___ EXTRACTED INFORMATION

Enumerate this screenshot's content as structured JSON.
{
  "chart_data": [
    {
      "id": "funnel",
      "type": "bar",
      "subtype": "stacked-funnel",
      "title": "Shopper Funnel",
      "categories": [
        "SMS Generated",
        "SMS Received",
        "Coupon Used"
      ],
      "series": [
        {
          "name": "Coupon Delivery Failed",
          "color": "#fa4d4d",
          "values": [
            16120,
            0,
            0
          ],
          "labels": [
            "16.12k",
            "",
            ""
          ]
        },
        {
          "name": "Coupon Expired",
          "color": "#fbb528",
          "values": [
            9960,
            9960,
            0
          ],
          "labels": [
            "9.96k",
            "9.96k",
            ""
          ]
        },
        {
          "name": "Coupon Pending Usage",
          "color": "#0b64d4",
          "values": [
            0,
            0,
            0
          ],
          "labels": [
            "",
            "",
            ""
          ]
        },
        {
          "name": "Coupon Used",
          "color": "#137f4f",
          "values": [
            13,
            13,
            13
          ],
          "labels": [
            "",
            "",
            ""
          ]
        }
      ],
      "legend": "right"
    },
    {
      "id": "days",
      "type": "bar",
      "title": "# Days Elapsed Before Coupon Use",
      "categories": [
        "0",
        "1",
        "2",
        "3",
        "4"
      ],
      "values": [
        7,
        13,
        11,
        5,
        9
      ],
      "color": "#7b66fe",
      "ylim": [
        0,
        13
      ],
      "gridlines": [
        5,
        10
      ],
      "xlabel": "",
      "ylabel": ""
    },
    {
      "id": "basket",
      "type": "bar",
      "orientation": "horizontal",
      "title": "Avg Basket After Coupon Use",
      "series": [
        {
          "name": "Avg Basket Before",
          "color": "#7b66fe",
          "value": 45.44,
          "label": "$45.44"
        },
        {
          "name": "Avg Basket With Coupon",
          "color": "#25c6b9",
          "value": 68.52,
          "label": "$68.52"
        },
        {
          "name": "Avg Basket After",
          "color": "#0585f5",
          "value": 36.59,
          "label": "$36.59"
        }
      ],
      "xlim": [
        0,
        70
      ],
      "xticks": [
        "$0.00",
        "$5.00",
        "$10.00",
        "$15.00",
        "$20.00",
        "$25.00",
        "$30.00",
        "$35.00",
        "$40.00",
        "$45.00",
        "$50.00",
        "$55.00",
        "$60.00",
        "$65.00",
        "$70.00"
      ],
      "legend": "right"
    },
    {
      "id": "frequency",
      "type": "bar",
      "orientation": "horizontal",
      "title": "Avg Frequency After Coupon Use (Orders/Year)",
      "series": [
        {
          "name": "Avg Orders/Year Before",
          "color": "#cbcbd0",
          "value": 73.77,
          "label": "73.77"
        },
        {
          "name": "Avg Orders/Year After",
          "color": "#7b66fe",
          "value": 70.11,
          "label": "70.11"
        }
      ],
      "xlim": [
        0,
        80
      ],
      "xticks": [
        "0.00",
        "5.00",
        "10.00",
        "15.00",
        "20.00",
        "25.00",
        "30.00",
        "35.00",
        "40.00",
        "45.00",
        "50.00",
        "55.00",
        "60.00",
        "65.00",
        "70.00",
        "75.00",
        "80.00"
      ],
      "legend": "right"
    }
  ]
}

______

#### YOUR TASK
Copy all lines from the material that contain "color".

#### EXERCISE ANSWER
          "color": "#fa4d4d",
          "color": "#fbb528",
          "color": "#0b64d4",
          "color": "#137f4f",
      "color": "#7b66fe",
          "color": "#7b66fe",
          "color": "#25c6b9",
          "color": "#0585f5",
          "color": "#cbcbd0",
          "color": "#7b66fe",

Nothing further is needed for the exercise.